▶ **Direction**: Gather each line containing the string "goal" from these entries.

(Items from a data source)

▬▬▬▬▬▬

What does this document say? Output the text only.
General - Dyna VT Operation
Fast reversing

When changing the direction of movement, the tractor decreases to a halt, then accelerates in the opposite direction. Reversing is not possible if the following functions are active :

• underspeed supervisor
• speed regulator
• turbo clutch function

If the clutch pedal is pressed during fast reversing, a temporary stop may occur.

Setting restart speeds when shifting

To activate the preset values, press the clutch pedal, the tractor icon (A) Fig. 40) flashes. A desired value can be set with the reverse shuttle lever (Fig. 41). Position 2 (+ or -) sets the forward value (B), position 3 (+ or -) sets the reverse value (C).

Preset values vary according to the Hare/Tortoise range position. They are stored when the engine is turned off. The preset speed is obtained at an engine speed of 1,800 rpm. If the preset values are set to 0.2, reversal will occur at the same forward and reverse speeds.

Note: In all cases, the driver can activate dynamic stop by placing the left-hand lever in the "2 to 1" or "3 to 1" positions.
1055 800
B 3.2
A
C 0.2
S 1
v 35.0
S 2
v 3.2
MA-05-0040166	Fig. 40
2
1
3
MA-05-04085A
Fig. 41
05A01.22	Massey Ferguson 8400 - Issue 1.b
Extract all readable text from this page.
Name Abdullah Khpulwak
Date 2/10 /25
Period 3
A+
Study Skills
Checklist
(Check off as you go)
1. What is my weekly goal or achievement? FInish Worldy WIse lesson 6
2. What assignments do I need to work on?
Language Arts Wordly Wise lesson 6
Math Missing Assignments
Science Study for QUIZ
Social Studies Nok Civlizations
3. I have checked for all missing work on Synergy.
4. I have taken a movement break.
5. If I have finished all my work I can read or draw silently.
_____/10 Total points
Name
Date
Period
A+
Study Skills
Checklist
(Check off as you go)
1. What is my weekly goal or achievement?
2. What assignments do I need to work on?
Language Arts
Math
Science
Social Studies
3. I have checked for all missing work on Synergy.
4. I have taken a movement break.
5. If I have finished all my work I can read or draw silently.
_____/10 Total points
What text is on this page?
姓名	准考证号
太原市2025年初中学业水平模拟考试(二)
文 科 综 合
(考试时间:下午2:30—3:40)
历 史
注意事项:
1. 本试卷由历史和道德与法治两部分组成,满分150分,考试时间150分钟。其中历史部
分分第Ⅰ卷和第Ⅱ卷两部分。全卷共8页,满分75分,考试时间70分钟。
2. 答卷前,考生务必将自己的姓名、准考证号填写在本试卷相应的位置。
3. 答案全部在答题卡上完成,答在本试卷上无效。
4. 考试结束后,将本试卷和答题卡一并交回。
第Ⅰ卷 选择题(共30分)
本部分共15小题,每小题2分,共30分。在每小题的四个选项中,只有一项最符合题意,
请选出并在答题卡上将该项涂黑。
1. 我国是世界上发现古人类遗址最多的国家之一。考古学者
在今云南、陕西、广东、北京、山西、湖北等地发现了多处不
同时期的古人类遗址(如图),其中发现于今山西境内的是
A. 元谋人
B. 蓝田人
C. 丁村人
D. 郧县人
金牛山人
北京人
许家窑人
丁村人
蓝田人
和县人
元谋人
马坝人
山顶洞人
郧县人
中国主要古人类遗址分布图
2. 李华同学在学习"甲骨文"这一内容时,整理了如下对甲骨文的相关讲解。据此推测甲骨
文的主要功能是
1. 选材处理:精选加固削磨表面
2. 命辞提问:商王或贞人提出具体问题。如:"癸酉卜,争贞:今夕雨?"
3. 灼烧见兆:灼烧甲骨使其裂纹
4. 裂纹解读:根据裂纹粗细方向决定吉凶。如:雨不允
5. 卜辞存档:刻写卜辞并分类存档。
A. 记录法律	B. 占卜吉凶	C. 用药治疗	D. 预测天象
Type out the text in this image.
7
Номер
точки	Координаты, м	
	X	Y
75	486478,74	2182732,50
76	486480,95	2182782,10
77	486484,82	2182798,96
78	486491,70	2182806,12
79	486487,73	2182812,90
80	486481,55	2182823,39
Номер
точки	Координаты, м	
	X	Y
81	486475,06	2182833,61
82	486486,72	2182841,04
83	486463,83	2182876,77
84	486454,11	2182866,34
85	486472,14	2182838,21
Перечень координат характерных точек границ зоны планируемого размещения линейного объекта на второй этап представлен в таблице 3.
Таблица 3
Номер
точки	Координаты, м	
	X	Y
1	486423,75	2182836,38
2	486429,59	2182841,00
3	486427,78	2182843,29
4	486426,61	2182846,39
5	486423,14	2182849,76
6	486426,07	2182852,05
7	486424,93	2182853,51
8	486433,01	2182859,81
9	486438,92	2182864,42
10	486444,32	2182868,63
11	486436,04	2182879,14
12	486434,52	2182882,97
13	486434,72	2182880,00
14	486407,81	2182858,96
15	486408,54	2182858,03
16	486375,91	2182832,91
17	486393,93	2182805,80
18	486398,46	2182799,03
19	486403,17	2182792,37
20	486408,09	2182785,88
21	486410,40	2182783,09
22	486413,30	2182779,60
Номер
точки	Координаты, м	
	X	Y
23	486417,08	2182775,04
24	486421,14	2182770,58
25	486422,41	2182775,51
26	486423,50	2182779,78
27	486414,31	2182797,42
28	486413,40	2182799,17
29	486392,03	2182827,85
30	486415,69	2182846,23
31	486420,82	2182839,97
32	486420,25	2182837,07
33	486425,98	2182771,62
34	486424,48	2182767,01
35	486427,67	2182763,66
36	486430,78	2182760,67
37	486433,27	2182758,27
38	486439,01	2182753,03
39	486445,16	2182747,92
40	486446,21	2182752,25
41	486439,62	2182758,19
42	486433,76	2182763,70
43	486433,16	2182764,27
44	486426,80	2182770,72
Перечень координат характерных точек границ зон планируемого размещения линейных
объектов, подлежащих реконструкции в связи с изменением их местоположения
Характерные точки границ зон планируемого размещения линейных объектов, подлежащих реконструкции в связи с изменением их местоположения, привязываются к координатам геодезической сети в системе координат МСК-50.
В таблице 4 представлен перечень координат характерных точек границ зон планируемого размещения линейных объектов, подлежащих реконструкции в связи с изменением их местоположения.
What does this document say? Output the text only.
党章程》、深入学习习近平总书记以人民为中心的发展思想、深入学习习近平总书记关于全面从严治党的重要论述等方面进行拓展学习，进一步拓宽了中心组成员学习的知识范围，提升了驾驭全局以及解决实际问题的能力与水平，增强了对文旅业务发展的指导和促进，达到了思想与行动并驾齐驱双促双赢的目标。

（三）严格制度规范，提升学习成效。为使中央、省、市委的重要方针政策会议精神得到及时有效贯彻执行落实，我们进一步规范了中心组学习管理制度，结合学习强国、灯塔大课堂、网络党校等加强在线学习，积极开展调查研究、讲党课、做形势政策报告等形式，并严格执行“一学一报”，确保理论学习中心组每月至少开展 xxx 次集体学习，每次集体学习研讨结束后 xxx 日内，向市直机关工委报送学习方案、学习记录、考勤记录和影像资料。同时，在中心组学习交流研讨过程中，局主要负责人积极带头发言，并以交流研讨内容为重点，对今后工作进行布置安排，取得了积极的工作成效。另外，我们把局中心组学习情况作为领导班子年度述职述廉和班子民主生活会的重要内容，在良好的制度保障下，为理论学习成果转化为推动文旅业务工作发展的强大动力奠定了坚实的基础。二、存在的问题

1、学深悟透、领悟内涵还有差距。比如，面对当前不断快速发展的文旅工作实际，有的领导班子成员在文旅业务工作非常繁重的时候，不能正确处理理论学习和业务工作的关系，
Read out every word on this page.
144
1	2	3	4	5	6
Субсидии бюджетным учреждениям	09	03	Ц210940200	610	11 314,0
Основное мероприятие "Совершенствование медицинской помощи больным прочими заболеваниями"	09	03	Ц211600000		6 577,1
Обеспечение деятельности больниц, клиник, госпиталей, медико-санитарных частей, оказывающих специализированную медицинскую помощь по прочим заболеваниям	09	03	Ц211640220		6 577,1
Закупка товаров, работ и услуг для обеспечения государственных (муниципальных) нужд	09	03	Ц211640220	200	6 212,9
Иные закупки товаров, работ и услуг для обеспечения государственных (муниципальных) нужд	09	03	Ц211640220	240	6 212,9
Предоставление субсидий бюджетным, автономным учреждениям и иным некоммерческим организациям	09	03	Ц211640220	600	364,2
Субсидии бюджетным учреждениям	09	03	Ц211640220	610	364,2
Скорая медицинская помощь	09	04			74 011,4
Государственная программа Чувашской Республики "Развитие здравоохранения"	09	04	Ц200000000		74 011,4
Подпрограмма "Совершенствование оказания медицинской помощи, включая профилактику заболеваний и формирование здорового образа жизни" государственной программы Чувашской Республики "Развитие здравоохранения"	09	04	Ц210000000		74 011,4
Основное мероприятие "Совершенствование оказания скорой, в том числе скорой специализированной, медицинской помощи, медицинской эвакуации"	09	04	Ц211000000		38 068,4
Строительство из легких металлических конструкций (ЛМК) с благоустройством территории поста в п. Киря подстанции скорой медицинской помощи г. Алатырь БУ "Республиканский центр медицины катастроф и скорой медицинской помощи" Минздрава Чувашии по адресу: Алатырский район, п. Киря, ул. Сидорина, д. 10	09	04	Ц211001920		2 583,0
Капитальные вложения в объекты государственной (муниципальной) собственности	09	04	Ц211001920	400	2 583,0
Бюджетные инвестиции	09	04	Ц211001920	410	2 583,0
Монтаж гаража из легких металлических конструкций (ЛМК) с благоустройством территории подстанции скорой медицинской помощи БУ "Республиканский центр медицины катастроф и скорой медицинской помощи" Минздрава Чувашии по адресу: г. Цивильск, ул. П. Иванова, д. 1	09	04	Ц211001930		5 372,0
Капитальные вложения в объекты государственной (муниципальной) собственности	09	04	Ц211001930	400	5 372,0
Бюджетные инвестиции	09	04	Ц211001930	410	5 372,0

▬▬▬▬▬▬

▶ **Solved problem**:
1. What is my weekly goal or achievement? FInish Worldy WIse lesson 6
1. What is my weekly goal or achievement?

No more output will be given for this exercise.